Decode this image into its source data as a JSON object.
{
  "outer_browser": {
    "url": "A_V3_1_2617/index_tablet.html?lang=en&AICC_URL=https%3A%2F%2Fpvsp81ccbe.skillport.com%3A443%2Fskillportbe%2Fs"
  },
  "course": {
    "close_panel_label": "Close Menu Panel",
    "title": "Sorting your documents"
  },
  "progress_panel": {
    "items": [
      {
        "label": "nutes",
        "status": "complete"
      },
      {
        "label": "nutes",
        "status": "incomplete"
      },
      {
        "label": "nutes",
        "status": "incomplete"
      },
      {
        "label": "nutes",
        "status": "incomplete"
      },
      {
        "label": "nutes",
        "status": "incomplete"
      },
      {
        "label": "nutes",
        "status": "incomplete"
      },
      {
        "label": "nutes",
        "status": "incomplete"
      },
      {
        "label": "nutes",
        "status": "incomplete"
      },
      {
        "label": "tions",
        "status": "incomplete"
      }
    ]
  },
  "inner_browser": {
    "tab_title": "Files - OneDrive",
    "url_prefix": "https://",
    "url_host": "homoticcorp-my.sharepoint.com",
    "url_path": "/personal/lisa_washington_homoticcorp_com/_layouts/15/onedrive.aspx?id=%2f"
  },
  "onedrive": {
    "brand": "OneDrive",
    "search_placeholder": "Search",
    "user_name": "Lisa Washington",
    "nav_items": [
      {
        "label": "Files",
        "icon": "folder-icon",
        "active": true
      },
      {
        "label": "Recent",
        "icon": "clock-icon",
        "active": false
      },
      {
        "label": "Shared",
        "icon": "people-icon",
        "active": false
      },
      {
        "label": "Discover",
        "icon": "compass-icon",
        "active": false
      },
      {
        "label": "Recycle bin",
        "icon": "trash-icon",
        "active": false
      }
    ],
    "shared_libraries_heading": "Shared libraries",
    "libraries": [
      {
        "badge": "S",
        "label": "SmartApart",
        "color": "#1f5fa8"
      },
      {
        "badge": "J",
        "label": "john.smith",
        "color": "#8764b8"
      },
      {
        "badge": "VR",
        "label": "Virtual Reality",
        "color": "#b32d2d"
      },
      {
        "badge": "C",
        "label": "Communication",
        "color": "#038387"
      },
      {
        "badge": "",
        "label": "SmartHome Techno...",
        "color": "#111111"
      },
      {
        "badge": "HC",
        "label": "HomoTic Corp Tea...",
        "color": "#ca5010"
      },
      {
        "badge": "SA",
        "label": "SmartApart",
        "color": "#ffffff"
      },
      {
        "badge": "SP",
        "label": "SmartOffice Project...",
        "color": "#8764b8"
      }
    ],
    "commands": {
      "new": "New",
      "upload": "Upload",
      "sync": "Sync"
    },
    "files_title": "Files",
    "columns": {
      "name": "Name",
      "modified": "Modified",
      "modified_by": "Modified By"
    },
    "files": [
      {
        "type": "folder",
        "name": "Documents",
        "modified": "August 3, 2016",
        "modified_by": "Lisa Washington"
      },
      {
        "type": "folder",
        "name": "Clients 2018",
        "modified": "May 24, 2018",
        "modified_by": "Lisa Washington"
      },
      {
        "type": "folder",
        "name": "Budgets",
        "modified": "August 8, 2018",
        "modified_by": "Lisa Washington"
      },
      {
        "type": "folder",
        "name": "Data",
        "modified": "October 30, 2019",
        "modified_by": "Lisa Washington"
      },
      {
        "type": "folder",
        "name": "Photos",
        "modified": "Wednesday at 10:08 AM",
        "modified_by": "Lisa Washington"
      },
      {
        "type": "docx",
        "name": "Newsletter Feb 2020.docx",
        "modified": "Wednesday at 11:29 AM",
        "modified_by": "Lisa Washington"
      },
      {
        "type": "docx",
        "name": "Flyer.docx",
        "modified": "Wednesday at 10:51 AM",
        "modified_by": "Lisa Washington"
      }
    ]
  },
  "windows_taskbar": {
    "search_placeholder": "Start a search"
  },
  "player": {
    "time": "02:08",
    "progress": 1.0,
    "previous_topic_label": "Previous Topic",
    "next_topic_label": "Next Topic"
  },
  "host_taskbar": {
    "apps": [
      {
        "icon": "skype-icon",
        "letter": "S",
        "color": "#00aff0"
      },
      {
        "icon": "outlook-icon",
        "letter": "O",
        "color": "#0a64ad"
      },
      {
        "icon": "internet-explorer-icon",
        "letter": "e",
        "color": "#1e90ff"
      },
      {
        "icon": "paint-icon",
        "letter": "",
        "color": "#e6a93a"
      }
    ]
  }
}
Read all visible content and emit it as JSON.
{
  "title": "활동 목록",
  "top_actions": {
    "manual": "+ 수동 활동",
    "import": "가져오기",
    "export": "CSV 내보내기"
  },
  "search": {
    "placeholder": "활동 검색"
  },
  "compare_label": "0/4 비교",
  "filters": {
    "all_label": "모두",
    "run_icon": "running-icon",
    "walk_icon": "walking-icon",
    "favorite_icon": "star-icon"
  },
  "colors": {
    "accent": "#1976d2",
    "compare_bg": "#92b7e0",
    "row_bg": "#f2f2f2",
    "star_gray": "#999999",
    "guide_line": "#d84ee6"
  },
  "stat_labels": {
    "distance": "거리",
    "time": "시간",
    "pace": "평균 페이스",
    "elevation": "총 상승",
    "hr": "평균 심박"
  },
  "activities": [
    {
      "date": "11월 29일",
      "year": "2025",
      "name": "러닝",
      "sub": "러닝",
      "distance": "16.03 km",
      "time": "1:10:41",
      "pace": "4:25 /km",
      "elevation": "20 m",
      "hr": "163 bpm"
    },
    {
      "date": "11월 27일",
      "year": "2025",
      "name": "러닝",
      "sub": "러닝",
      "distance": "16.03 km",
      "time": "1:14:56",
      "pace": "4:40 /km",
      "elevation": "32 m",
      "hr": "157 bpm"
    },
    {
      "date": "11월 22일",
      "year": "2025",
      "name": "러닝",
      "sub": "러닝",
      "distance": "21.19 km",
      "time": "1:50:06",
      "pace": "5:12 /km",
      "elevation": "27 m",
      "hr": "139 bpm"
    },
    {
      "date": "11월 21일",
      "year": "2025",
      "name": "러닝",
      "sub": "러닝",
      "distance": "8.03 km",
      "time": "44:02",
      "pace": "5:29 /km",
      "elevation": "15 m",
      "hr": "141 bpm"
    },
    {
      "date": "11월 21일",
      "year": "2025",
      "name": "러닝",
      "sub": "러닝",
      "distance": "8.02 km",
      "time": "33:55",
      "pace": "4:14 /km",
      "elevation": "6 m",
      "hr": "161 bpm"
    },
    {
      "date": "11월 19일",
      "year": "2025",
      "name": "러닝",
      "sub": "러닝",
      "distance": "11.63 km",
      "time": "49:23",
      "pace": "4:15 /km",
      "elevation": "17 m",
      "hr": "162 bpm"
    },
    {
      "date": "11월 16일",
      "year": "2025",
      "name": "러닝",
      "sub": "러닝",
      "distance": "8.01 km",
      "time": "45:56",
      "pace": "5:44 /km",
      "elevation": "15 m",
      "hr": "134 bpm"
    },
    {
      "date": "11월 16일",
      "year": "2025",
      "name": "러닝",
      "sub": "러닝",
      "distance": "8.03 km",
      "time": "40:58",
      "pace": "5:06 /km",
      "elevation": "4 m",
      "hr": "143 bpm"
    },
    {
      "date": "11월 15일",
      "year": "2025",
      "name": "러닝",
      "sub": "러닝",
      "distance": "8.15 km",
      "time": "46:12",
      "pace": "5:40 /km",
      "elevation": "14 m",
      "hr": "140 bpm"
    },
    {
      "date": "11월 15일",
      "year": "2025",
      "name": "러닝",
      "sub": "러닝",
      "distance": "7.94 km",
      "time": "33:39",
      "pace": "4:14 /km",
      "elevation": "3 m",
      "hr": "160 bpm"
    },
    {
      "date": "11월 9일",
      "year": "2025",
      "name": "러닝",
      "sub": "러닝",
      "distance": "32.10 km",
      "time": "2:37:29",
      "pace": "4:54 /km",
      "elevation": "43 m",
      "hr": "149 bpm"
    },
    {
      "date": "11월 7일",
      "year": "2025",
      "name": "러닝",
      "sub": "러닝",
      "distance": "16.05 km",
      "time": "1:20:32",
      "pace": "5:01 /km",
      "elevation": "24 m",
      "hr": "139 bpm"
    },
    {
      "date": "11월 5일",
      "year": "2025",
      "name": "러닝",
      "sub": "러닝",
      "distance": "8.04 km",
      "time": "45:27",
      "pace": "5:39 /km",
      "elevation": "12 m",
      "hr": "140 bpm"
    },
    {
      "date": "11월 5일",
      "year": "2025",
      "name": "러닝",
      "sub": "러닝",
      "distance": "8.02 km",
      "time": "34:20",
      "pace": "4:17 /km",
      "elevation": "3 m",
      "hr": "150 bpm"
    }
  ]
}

SET TASK: Copy out each line of the listing that holds "August".

ANSWER TO THE EXERCISE:
        "modified": "August 3, 2016",
        "modified": "August 8, 2018",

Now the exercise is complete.